• Job: Count only the lines of the records that hold "JSON", then give the number without any other words.

+ + +

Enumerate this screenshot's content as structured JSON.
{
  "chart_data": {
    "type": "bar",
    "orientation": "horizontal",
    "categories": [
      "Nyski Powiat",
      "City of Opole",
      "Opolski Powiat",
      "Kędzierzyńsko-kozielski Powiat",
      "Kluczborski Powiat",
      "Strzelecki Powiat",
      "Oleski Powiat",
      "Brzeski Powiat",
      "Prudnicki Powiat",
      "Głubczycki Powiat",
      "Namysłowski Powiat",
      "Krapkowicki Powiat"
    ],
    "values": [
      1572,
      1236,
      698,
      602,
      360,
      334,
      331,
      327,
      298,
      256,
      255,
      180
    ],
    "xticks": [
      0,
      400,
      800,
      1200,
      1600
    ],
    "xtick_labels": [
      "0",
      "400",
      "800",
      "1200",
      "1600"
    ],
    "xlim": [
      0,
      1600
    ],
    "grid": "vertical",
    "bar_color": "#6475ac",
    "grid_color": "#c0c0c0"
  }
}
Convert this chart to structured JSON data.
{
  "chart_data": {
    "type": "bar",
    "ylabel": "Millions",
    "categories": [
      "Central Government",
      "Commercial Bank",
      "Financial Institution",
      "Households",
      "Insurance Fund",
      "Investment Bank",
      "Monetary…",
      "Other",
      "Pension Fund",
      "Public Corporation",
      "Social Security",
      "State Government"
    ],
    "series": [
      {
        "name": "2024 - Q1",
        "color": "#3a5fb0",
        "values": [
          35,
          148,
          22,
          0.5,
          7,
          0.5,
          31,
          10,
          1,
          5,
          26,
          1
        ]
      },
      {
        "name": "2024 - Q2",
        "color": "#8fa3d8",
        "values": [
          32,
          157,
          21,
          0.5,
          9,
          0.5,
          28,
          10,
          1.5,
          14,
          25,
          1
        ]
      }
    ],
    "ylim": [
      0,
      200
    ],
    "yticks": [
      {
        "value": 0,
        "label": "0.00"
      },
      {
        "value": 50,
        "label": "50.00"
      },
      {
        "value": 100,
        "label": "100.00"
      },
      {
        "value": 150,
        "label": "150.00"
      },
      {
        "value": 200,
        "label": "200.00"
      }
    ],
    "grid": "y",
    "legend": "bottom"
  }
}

+ + +

• Response for this exercise: 2